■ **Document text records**
○ ○ ○ ○ ○ ○ ○
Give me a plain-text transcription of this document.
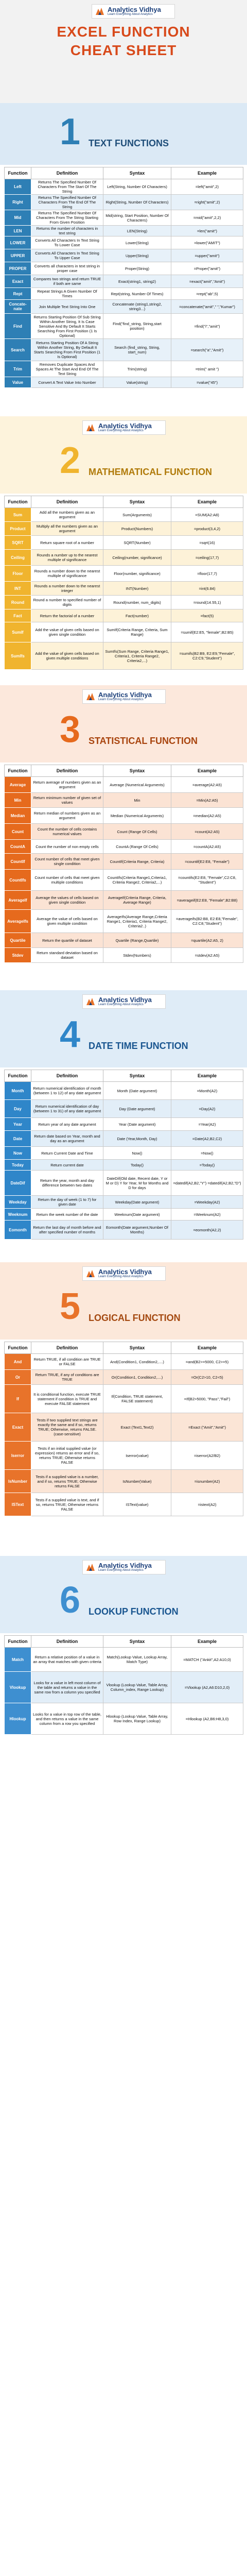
Analytics Vidhya
Learn Everything About Analytics
EXCEL FUNCTION
CHEAT SHEET
1 TEXT FUNCTIONS
Function	Definition	Syntax	Example
Left	Returns The Specified Number Of Characters From The Start Of The String	Left(String, Number Of Characters)	=left("amit",2)
Right	Returns The Specified Number Of Characters From The End Of The String	Right(String, Number Of Characters)	=right("amit",2)
Mid	Returns The Specified Number Of Characters From The String Starting From Given Position	Mid(string, Start Position, Number Of Characters)	=mid("amit",2,2)
LEN	Returns the number of characters in text string	LEN(String)	=len("amit")
LOWER	Converts All Characters In Text String To Lower Case	Lower(String)	=lower("AMIT")
UPPER	Converts All Characters In Text String To Upper Case	Upper(String)	=upper("amit")
PROPER	Converts all characters in text string in proper case	Proper(String)	=Proper("amit")
Exact	Compares two strings and return TRUE if both are same	Exact(string1, string2)	=exact("amit","Amit")
Rept	Repeat Strings A Given Number Of Times	Rept(string, Number Of Times)	=rept("ab",5)
Concate-nate	Join Multiple Text String Into One	Concatenate (string1,string2, string3...)	=concatenate("amit"," ","Kumar")
Find	Returns Starting Position Of Sub String Within Another String, It Is Case Sensitive And By Default It Starts Searching From First Position (1 Is Optional)	Find("find_string, String,start position)	=find("i","amit")
Search	Returns Starting Position Of A String Within Another String, By Default It Starts Searching From First Position (1 Is Optional)	Search (find_string, String, start_num)	=search("a","Amit")
Trim	Removes Duplicate Spaces And Spaces At The Start And End Of The Text String	Trim(string)	=trim(" amit ")
Value	Convert A Text Value Into Number	Value(string)	=value("45")
Analytics Vidhya
Learn Everything About Analytics
2 MATHEMATICAL FUNCTION
Function	Definition	Syntax	Example
Sum	Add all the numbers given as an argument	Sum(Arguments)	=SUM(A2:A8)
Product	Multiply all the numbers given as an argument	Product(Numbers)	=product(3,4,2)
SQRT	Return square root of a number	SQRT(Number)	=sqrt(16)
Ceiling	Rounds a number up to the nearest multiple of significance	Ceiling(number, significance)	=ceiling(17,7)
Floor	Rounds a number down to the nearest multiple of significance	Floor(number, significance)	=floor(17,7)
INT	Rounds a number down to the nearest integer	INT(Number)	=int(6.84)
Round	Round a number to specified number of digits	Round(number, num_digits)	=round(14.55,1)
Fact	Return the factorial of a number	Fact(number)	=fact(5)
SumIf	Add the value of given cells based on given single condition	SumIf(Criteria Range, Criteria, Sum Range)	=sumif(E2:E5, "female",B2:B5)
SumIfs	Add the value of given cells based on given multiple conditions	SumIfs(Sum Range, Criteria Range1, Criteria1, Criteria Range2, Criteria2,...)	=sumifs(B2:B9, E2:E9,"Female", C2:C9,"Student")
Analytics Vidhya
Learn Everything About Analytics
3 STATISTICAL FUNCTION
Function	Definition	Syntax	Example
Average	Return average of numbers given as an argument	Average (Numerical Arguments)	=average(A2:A5)
Min	Return minimum number of given set of values	Min	=Min(A2:A5)
Median	Return median of numbers given as an argument	Median (Numerical Arguments)	=median(A2:A5)
Count	Count the number of cells contains numerical values	Count (Range Of Cells)	=count(A2:A5)
CountA	Count the number of non empty cells	CountA (Range Of Cells)	=countA(A2:A5)
CountIf	Count number of cells that meet given single condition	CountIf(Criteria Range, Criteria)	=countif(E2:E8, "Female")
CountIfs	Count number of cells that meet given multiple conditions	CountIfs(Criteria Range1,Criteria1, Criteria Range2, Criteria2,...)	=countifs(E2:E8, "Female",C2:C8, "Student")
AverageIf	Average the values of cells based on given single condition	AverageIf(Criteria Range, Criteria, Average Range)	=averageif(E2:E8, "Female",B2:B8)
AverageIfs	Average the value of cells based on given multiple condition	AverageIfs(Average Range,Criteria Range1, Criteria1, Criteria Range2, Criteria2..)	=averageifs(B2:B8, E2:E8,"Female", C2:C8,"Student")
Quartile	Return the quartile of dataset	Quartile (Range,Quartile)	=quartile(A2:A5, 2)
Stdev	Return standard deviation based on dataset	Stdev(Numbers)	=stdev(A2:A5)
Analytics Vidhya
Learn Everything About Analytics
4 DATE TIME FUNCTION
Function	Definition	Syntax	Example
Month	Return numerical identification of month (between 1 to 12) of any date argument	Month (Date argument)	=Month(A2)
Day	Return numerical identification of day (between 1 to 31) of any date argument	Day (Date argument)	=Day(A2)
Year	Return year of any date argument	Year (Date argument)	=Year(A2)
Date	Return date based on Year, month and day as an argument	Date (Year,Month, Day)	=Date(A2,B2,C2)
Now	Return Current Date and Time	Now()	=Now()
Today	Return current date	Today()	=Today()
DateDif	Return the year, month and day difference between two dates	DateDif(Old date, Recent date, Y or M or D) Y for Year, M for Months and D for days	=datedif(A2,B2,"Y") =datedif(A2,B2,"D")
Weekday	Return the day of week (1 to 7) for given date	Weekday(Date argument)	=Weekday(A2)
Weeknum	Return the week number of the date	Weeknum(Date argument)	=Weeknum(A2)
Eomonth	Return the last day of month before and after specified number of months	Eomonth(Date argument,Number Of Months)	=eomonth(A2,2)
Analytics Vidhya
Learn Everything About Analytics
5 LOGICAL FUNCTION
Function	Definition	Syntax	Example
And	Return TRUE, if all condition are TRUE or FALSE	And(Condition1, Condition2,....)	=and(B2>=5000, C2>=5)
Or	Return TRUE, if any of conditions are TRUE	Or(Condition1, Condition2,....)	=Or(C2>10, C2<5)
If	It is conditional function, execute TRUE statement if condition is TRUE and execute FALSE statement	If(Condition, TRUE statement, FALSE statement)	=If(B2>5000, "Pass","Fail")
Exact	Tests if two supplied text strings are exactly the same and if so, returns TRUE; Otherwise, returns FALSE. (case-sensitive)	Exact (Text1,Text2)	=Exact ("Amit","Amit")
Iserror	Tests if an initial supplied value (or expression) returns an error and if so, returns TRUE; Otherwise returns FALSE	Iserror(value)	=iserror(A2/B2)
IsNumber	Tests if a supplied value is a number, and if so, returns TRUE; Otherwise returns FALSE	IsNumber(Value)	=isnumber(A2)
ISText	Tests if a supplied value is text, and if so, returns TRUE; Otherwise returns FALSE	ISText(value)	=istext(A2)
Analytics Vidhya
Learn Everything About Analytics
6 LOOKUP FUNCTION
Function	Definition	Syntax	Example
Match	Return a relative position of a value in an array that matches with given criteria	Match(Lookup Value, Lookup Array, Match Type)	=MATCH ("Ankit",A2:A10,0)
Vlookup	Looks for a value in left most column of the table and returns a value in the same row from a column you specified	Vlookup (Lookup Value, Table Array, Column_index, Range Lookup)	=Vlookup (A2,A6:D10,2,0)
Hlookup	Looks for a value in top row of the table, and then returns a value in the same column from a row you specified	Hlookup (Lookup Value, Table Array, Row Index, Range Lookup)	=Hlookup (A2,B6:H8,3,0)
○ ○ ○ ○ ○ ○ ○
■ **Work to complete**
Reproduce all of the data exactly; the pictures do not belong in the copy.

■ **Answer space**
Give me a plain-text transcription of this document.
Analytics Vidhya
Learn Everything About Analytics
EXCEL FUNCTION
CHEAT SHEET
1 TEXT FUNCTIONS
Function	Definition	Syntax	Example
Left	Returns The Specified Number Of Characters From The Start Of The String	Left(String, Number Of Characters)	=left("amit",2)
Right	Returns The Specified Number Of Characters From The End Of The String	Right(String, Number Of Characters)	=right("amit",2)
Mid	Returns The Specified Number Of Characters From The String Starting From Given Position	Mid(string, Start Position, Number Of Characters)	=mid("amit",2,2)
LEN	Returns the number of characters in text string	LEN(String)	=len("amit")
LOWER	Converts All Characters In Text String To Lower Case	Lower(String)	=lower("AMIT")
UPPER	Converts All Characters In Text String To Upper Case	Upper(String)	=upper("amit")
PROPER	Converts all characters in text string in proper case	Proper(String)	=Proper("amit")
Exact	Compares two strings and return TRUE if both are same	Exact(string1, string2)	=exact("amit","Amit")
Rept	Repeat Strings A Given Number Of Times	Rept(string, Number Of Times)	=rept("ab",5)
Concate-nate	Join Multiple Text String Into One	Concatenate (string1,string2, string3...)	=concatenate("amit"," ","Kumar")
Find	Returns Starting Position Of Sub String Within Another String, It Is Case Sensitive And By Default It Starts Searching From First Position (1 Is Optional)	Find("find_string, String,start position)	=find("i","amit")
Search	Returns Starting Position Of A String Within Another String, By Default It Starts Searching From First Position (1 Is Optional)	Search (find_string, String, start_num)	=search("a","Amit")
Trim	Removes Duplicate Spaces And Spaces At The Start And End Of The Text String	Trim(string)	=trim(" amit ")
Value	Convert A Text Value Into Number	Value(string)	=value("45")
Analytics Vidhya
Learn Everything About Analytics
2 MATHEMATICAL FUNCTION
Function	Definition	Syntax	Example
Sum	Add all the numbers given as an argument	Sum(Arguments)	=SUM(A2:A8)
Product	Multiply all the numbers given as an argument	Product(Numbers)	=product(3,4,2)
SQRT	Return square root of a number	SQRT(Number)	=sqrt(16)
Ceiling	Rounds a number up to the nearest multiple of significance	Ceiling(number, significance)	=ceiling(17,7)
Floor	Rounds a number down to the nearest multiple of significance	Floor(number, significance)	=floor(17,7)
INT	Rounds a number down to the nearest integer	INT(Number)	=int(6.84)
Round	Round a number to specified number of digits	Round(number, num_digits)	=round(14.55,1)
Fact	Return the factorial of a number	Fact(number)	=fact(5)
SumIf	Add the value of given cells based on given single condition	SumIf(Criteria Range, Criteria, Sum Range)	=sumif(E2:E5, "female",B2:B5)
SumIfs	Add the value of given cells based on given multiple conditions	SumIfs(Sum Range, Criteria Range1, Criteria1, Criteria Range2, Criteria2,...)	=sumifs(B2:B9, E2:E9,"Female", C2:C9,"Student")
Analytics Vidhya
Learn Everything About Analytics
3 STATISTICAL FUNCTION
Function	Definition	Syntax	Example
Average	Return average of numbers given as an argument	Average (Numerical Arguments)	=average(A2:A5)
Min	Return minimum number of given set of values	Min	=Min(A2:A5)
Median	Return median of numbers given as an argument	Median (Numerical Arguments)	=median(A2:A5)
Count	Count the number of cells contains numerical values	Count (Range Of Cells)	=count(A2:A5)
CountA	Count the number of non empty cells	CountA (Range Of Cells)	=countA(A2:A5)
CountIf	Count number of cells that meet given single condition	CountIf(Criteria Range, Criteria)	=countif(E2:E8, "Female")
CountIfs	Count number of cells that meet given multiple conditions	CountIfs(Criteria Range1,Criteria1, Criteria Range2, Criteria2,...)	=countifs(E2:E8, "Female",C2:C8, "Student")
AverageIf	Average the values of cells based on given single condition	AverageIf(Criteria Range, Criteria, Average Range)	=averageif(E2:E8, "Female",B2:B8)
AverageIfs	Average the value of cells based on given multiple condition	AverageIfs(Average Range,Criteria Range1, Criteria1, Criteria Range2, Criteria2..)	=averageifs(B2:B8, E2:E8,"Female", C2:C8,"Student")
Quartile	Return the quartile of dataset	Quartile (Range,Quartile)	=quartile(A2:A5, 2)
Stdev	Return standard deviation based on dataset	Stdev(Numbers)	=stdev(A2:A5)
Analytics Vidhya
Learn Everything About Analytics
4 DATE TIME FUNCTION
Function	Definition	Syntax	Example
Month	Return numerical identification of month (between 1 to 12) of any date argument	Month (Date argument)	=Month(A2)
Day	Return numerical identification of day (between 1 to 31) of any date argument	Day (Date argument)	=Day(A2)
Year	Return year of any date argument	Year (Date argument)	=Year(A2)
Date	Return date based on Year, month and day as an argument	Date (Year,Month, Day)	=Date(A2,B2,C2)
Now	Return Current Date and Time	Now()	=Now()
Today	Return current date	Today()	=Today()
DateDif	Return the year, month and day difference between two dates	DateDif(Old date, Recent date, Y or M or D) Y for Year, M for Months and D for days	=datedif(A2,B2,"Y") =datedif(A2,B2,"D")
Weekday	Return the day of week (1 to 7) for given date	Weekday(Date argument)	=Weekday(A2)
Weeknum	Return the week number of the date	Weeknum(Date argument)	=Weeknum(A2)
Eomonth	Return the last day of month before and after specified number of months	Eomonth(Date argument,Number Of Months)	=eomonth(A2,2)
Analytics Vidhya
Learn Everything About Analytics
5 LOGICAL FUNCTION
Function	Definition	Syntax	Example
And	Return TRUE, if all condition are TRUE or FALSE	And(Condition1, Condition2,....)	=and(B2>=5000, C2>=5)
Or	Return TRUE, if any of conditions are TRUE	Or(Condition1, Condition2,....)	=Or(C2>10, C2<5)
If	It is conditional function, execute TRUE statement if condition is TRUE and execute FALSE statement	If(Condition, TRUE statement, FALSE statement)	=If(B2>5000, "Pass","Fail")
Exact	Tests if two supplied text strings are exactly the same and if so, returns TRUE; Otherwise, returns FALSE. (case-sensitive)	Exact (Text1,Text2)	=Exact ("Amit","Amit")
Iserror	Tests if an initial supplied value (or expression) returns an error and if so, returns TRUE; Otherwise returns FALSE	Iserror(value)	=iserror(A2/B2)
IsNumber	Tests if a supplied value is a number, and if so, returns TRUE; Otherwise returns FALSE	IsNumber(Value)	=isnumber(A2)
ISText	Tests if a supplied value is text, and if so, returns TRUE; Otherwise returns FALSE	ISText(value)	=istext(A2)
Analytics Vidhya
Learn Everything About Analytics
6 LOOKUP FUNCTION
Function	Definition	Syntax	Example
Match	Return a relative position of a value in an array that matches with given criteria	Match(Lookup Value, Lookup Array, Match Type)	=MATCH ("Ankit",A2:A10,0)
Vlookup	Looks for a value in left most column of the table and returns a value in the same row from a column you specified	Vlookup (Lookup Value, Table Array, Column_index, Range Lookup)	=Vlookup (A2,A6:D10,2,0)
Hlookup	Looks for a value in top row of the table, and then returns a value in the same column from a row you specified	Hlookup (Lookup Value, Table Array, Row Index, Range Lookup)	=Hlookup (A2,B6:H8,3,0)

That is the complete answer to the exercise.